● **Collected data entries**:
═══

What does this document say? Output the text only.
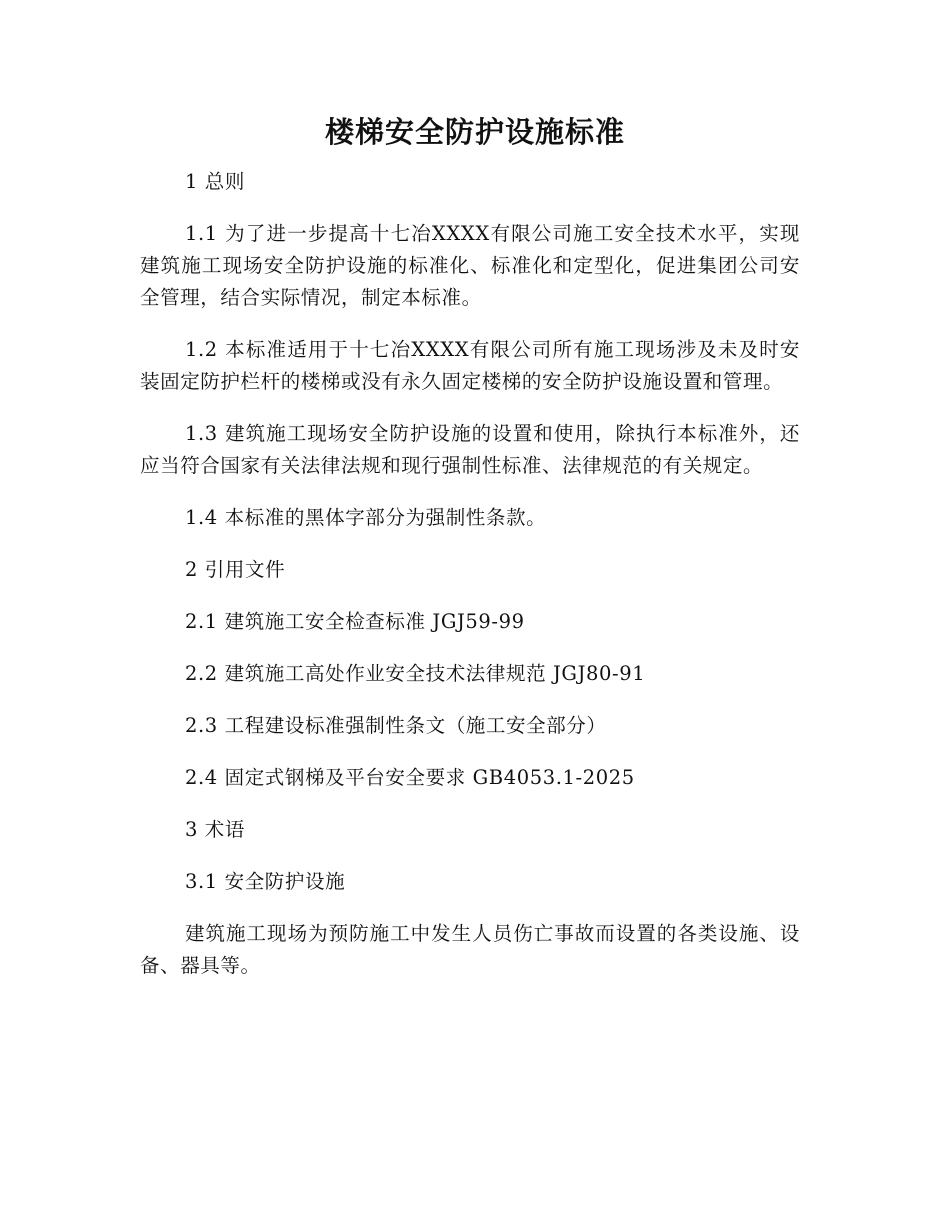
楼梯安全防护设施标准

1 总则

1.1 为了进一步提高十七冶XXXX有限公司施工安全技术水平，实现建筑施工现场安全防护设施的标准化、标准化和定型化，促进集团公司安全管理，结合实际情况，制定本标准。

1.2 本标准适用于十七冶XXXX有限公司所有施工现场涉及未及时安装固定防护栏杆的楼梯或没有永久固定楼梯的安全防护设施设置和管理。

1.3 建筑施工现场安全防护设施的设置和使用，除执行本标准外，还应当符合国家有关法律法规和现行强制性标准、法律规范的有关规定。

1.4 本标准的黑体字部分为强制性条款。

2 引用文件

2.1 建筑施工安全检查标准 JGJ59-99

2.2 建筑施工高处作业安全技术法律规范 JGJ80-91

2.3 工程建设标准强制性条文（施工安全部分）

2.4 固定式钢梯及平台安全要求 GB4053.1-2025

3 术语

3.1 安全防护设施

建筑施工现场为预防施工中发生人员伤亡事故而设置的各类设施、设备、器具等。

═══

Restate the entire listing word for word, excluding pictures.

● **EXPECTED OUTPUT**:
What does this document say? Output the text only.
楼梯安全防护设施标准

1 总则

1.1 为了进一步提高十七冶XXXX有限公司施工安全技术水平，实现建筑施工现场安全防护设施的标准化、标准化和定型化，促进集团公司安全管理，结合实际情况，制定本标准。

1.2 本标准适用于十七冶XXXX有限公司所有施工现场涉及未及时安装固定防护栏杆的楼梯或没有永久固定楼梯的安全防护设施设置和管理。

1.3 建筑施工现场安全防护设施的设置和使用，除执行本标准外，还应当符合国家有关法律法规和现行强制性标准、法律规范的有关规定。

1.4 本标准的黑体字部分为强制性条款。

2 引用文件

2.1 建筑施工安全检查标准 JGJ59-99

2.2 建筑施工高处作业安全技术法律规范 JGJ80-91

2.3 工程建设标准强制性条文（施工安全部分）

2.4 固定式钢梯及平台安全要求 GB4053.1-2025

3 术语

3.1 安全防护设施

建筑施工现场为预防施工中发生人员伤亡事故而设置的各类设施、设备、器具等。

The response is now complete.